Problem requirements: Give every line of the material again, exactly as written.

-- begin --

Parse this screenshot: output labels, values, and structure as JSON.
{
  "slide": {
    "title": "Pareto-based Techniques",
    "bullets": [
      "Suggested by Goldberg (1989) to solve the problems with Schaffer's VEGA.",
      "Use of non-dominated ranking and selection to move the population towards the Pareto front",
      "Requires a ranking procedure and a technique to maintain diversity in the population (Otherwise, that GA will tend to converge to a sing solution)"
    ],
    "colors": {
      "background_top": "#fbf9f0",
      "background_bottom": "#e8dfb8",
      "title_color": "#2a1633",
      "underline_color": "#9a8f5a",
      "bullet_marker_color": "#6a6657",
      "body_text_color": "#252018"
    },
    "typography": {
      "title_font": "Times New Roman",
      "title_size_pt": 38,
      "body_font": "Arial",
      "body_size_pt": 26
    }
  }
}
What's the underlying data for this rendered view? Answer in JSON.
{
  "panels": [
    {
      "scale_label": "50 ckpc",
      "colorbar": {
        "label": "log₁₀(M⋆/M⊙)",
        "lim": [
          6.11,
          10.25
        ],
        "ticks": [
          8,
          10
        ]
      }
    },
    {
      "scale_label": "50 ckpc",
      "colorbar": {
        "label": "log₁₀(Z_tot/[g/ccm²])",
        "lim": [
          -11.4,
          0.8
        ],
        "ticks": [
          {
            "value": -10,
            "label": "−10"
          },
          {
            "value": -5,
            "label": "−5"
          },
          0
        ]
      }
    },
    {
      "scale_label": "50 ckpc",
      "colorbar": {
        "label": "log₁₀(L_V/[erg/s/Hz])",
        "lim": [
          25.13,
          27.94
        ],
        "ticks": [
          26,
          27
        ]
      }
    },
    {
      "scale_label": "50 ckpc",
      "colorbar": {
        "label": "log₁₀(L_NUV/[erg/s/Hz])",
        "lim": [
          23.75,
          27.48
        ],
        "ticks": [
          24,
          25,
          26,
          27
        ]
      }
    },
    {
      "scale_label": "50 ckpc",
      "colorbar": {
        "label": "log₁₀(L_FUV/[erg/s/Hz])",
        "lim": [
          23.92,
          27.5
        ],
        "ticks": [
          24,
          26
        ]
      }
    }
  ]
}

-- end --

Task response:
Parse this screenshot: output labels, values, and structure as JSON.
{
  "slide": {
    "title": "Pareto-based Techniques",
    "bullets": [
      "Suggested by Goldberg (1989) to solve the problems with Schaffer's VEGA.",
      "Use of non-dominated ranking and selection to move the population towards the Pareto front",
      "Requires a ranking procedure and a technique to maintain diversity in the population (Otherwise, that GA will tend to converge to a sing solution)"
    ],
    "colors": {
      "background_top": "#fbf9f0",
      "background_bottom": "#e8dfb8",
      "title_color": "#2a1633",
      "underline_color": "#9a8f5a",
      "bullet_marker_color": "#6a6657",
      "body_text_color": "#252018"
    },
    "typography": {
      "title_font": "Times New Roman",
      "title_size_pt": 38,
      "body_font": "Arial",
      "body_size_pt": 26
    }
  }
}
What's the underlying data for this rendered view? Answer in JSON.
{
  "panels": [
    {
      "scale_label": "50 ckpc",
      "colorbar": {
        "label": "log₁₀(M⋆/M⊙)",
        "lim": [
          6.11,
          10.25
        ],
        "ticks": [
          8,
          10
        ]
      }
    },
    {
      "scale_label": "50 ckpc",
      "colorbar": {
        "label": "log₁₀(Z_tot/[g/ccm²])",
        "lim": [
          -11.4,
          0.8
        ],
        "ticks": [
          {
            "value": -10,
            "label": "−10"
          },
          {
            "value": -5,
            "label": "−5"
          },
          0
        ]
      }
    },
    {
      "scale_label": "50 ckpc",
      "colorbar": {
        "label": "log₁₀(L_V/[erg/s/Hz])",
        "lim": [
          25.13,
          27.94
        ],
        "ticks": [
          26,
          27
        ]
      }
    },
    {
      "scale_label": "50 ckpc",
      "colorbar": {
        "label": "log₁₀(L_NUV/[erg/s/Hz])",
        "lim": [
          23.75,
          27.48
        ],
        "ticks": [
          24,
          25,
          26,
          27
        ]
      }
    },
    {
      "scale_label": "50 ckpc",
      "colorbar": {
        "label": "log₁₀(L_FUV/[erg/s/Hz])",
        "lim": [
          23.92,
          27.5
        ],
        "ticks": [
          24,
          26
        ]
      }
    }
  ]
}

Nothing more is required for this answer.